#### EXERCISE A
In the thread on maxima, minima and saddle points, list each condition given in the reply that begins "D < 0, saddle point", along with the conclusion paired with it.
#### EXERCISE B
Pick up the thread on maxima, minima and saddle points after its last line and carry it on.

Question

how to determine the maxima, minima or saddle on partial derivative?

Answer 1

there is a rule that implements partial derivatives:

Fxx Fyy - (Fxy)^2

this value is similar to a determinant in a quadratic equation and its output tells us about saddle points or not

Answer 2

D < 0, saddle point
D = 0, undetermined
D > 0, observe Fxx
Fxx is +, min
Fxx is -, max

Answer 3

i've already got the result of that...
the result of Fxx Fyy - F(xy)^2 is bigger than zero...
but the Fxx is zero...
so how to determine it?

Answer 4

youve made an error then

0 - F^2 is not bigger than 0 ... unless you have some complex values i spose

Answer 5

hahaha...
how careless am i...
thx for your correction sir....

Answer 6

Suppose \(f(x)\) is a function of x that is twice differentiable at a stationary point \(x_0\).

1. If \(f^{''}(x_0)>0\), then \(f\) has a local minimum at \(x_0\).

#### GIVEN INFORMATION
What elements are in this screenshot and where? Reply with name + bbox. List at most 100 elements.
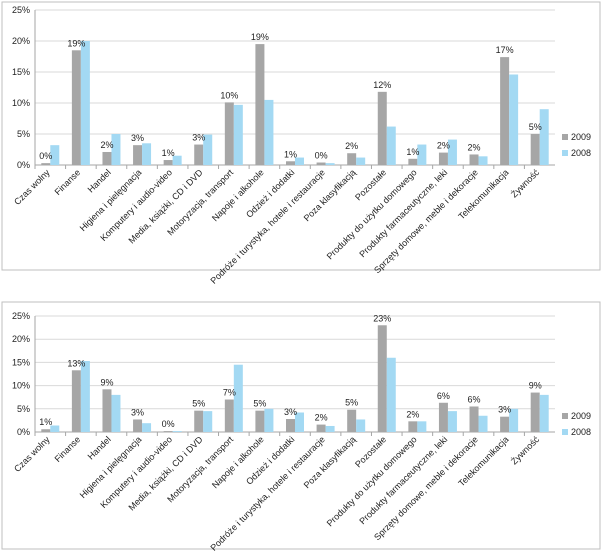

#### TASK OUTPUT A
- D < 0: saddle point
- D = 0: undetermined
- D > 0: observe Fxx
- Fxx is +: min
- Fxx is -: max

#### TASK OUTPUT B
2. If \(f^{''}(x_0)<0\), then \(f\) has a local maximum at \(x_0\).

The extremum test gives slightly more general conditions under which a function with \(f^{''}(x_0)=0\) is a maximum or minimum.

If f(x,y) is a two-dimensional function that has a local extremum at a point \((x_0,y_0)\) and has continuous partial derivatives at this point, then \(f_x(x_0,y_0)=0\) and \(f_y(x_0,y_0)=0\). The second partial derivatives test classifies the point as a local maximum or local minimum.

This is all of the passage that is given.